** Goal of the exercise **
List every section heading that appears in capital letters in the abstract on self-monitoring of blood pressure below.

** Selected extract **
BACKGROUND: Self-monitoring of blood pressure better predicts prognosis than clinic measurement, is popular with patients, and endorsed in hypertension guidelines. However, there is uncertainty over the optimal self-monitoring schedule. We therefore aimed to determine the optimum schedule to predict future cardiovascular events and determine "true" underlying blood pressure. METHODS: Six electronic databases were searched from November 2009 (updating a National Institute for Health and Care Excellence [NICE] systematic review) to April 2017. Studies that compared aspects of self-monitoring schedules to either prognosis or reliability/reproducibility in hypertensive adults were included. Data on study and population characteristics, self-monitoring regime, and outcomes were extracted by 2 reviewers independently. RESULTS: From 5,164 unique articles identified, 25 met the inclusion criteria. Twelve studies were included from the original NICE review, making a total of 37 studies. Increasing the number of days of measurement improved prognostic power: 72%-91% of the theoretical maximum predictive value (asymptotic maximum hazard ratio) was reached by 3 days and 86%-96% by 7 days. Increasing beyond 3 days of measurement did not result in better correlation with ambulatory monitoring. There was no convincing evidence that the timing or number of readings per day had an effect, or that ignoring the first day's measurement was necessary. CONCLUSIONS: Home blood pressure should be measured for 3 days, increased to 7 only when mean blood pressure is close to a diagnostic or treatment threshold. Other aspects of a monitoring schedule can be flexible to facilitate patient uptake of and adherence with self-monitoring.

** The data **
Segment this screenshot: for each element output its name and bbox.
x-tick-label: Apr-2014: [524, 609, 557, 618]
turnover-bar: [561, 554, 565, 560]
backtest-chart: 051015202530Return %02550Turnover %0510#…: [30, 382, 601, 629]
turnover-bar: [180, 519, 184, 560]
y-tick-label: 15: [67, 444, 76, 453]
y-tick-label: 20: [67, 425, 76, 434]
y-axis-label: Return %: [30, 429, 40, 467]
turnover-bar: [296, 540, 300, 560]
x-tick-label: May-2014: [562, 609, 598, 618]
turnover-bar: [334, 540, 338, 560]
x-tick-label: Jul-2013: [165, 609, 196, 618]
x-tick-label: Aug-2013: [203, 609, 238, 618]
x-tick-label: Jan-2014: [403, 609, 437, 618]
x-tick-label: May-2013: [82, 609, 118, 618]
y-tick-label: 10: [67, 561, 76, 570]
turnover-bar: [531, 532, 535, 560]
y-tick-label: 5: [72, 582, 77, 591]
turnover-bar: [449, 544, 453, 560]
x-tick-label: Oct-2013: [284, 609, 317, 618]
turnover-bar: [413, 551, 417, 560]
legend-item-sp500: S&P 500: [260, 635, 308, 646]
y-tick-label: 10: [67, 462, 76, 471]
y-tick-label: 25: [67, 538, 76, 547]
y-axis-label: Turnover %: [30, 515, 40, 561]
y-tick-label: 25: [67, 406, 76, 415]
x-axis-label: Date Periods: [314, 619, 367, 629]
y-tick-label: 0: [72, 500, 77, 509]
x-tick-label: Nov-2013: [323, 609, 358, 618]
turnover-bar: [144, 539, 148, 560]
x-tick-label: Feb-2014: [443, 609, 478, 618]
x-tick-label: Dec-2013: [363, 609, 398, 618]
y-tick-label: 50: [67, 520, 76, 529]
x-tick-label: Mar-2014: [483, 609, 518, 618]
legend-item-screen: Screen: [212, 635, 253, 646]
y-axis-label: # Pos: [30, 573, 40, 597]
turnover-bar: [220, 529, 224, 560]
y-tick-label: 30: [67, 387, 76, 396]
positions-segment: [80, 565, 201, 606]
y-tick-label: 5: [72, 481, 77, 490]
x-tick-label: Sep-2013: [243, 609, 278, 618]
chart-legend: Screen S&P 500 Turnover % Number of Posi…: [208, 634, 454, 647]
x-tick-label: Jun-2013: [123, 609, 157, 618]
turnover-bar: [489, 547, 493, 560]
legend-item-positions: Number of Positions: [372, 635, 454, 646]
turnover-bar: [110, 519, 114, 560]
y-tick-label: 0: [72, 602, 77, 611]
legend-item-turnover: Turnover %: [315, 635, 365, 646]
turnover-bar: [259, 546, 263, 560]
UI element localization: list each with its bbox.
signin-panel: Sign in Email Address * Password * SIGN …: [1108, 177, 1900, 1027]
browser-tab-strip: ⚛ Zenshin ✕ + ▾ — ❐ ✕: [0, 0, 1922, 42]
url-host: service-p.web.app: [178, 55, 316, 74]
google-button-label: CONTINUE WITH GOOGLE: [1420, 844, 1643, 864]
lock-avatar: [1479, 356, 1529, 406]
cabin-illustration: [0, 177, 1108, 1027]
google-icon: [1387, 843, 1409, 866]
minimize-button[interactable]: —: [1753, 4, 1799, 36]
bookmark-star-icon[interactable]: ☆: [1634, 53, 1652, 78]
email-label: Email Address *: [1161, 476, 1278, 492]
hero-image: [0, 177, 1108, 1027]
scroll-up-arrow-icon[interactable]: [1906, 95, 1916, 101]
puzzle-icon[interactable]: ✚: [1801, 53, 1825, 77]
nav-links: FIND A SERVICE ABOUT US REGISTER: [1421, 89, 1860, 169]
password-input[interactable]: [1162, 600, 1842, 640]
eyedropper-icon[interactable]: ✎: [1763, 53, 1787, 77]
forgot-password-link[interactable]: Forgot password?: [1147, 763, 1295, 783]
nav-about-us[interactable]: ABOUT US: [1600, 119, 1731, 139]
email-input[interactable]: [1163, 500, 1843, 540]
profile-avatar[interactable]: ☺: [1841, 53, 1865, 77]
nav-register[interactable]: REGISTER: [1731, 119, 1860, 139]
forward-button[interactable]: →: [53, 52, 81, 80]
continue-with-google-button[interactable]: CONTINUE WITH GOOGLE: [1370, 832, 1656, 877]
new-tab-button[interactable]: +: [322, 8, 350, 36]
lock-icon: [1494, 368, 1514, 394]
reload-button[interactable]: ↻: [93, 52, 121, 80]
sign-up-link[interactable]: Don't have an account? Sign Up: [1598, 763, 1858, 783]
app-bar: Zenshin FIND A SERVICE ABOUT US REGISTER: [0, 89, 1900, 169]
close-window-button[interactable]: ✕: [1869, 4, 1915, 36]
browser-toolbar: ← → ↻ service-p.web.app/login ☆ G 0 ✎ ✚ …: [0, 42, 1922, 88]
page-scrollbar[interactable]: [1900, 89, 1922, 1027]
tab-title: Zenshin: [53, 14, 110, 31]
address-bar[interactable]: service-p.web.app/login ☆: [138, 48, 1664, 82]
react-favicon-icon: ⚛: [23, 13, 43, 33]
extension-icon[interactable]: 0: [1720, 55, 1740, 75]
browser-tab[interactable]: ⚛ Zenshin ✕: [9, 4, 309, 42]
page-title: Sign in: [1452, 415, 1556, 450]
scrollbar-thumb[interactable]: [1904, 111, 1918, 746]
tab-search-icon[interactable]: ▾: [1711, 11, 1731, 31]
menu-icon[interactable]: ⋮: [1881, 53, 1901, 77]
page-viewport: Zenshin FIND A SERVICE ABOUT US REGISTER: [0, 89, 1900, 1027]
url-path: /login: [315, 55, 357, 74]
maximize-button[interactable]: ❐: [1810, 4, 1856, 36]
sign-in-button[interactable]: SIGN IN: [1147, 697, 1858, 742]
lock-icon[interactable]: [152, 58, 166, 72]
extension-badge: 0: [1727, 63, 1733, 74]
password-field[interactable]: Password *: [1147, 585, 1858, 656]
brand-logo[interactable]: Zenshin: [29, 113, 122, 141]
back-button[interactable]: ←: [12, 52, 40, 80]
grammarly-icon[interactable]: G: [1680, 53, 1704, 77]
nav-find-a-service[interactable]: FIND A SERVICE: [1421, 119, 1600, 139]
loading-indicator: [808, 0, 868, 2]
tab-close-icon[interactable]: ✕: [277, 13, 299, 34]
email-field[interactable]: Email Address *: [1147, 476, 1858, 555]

** Response area **
BACKGROUND, METHODS, RESULTS, CONCLUSIONS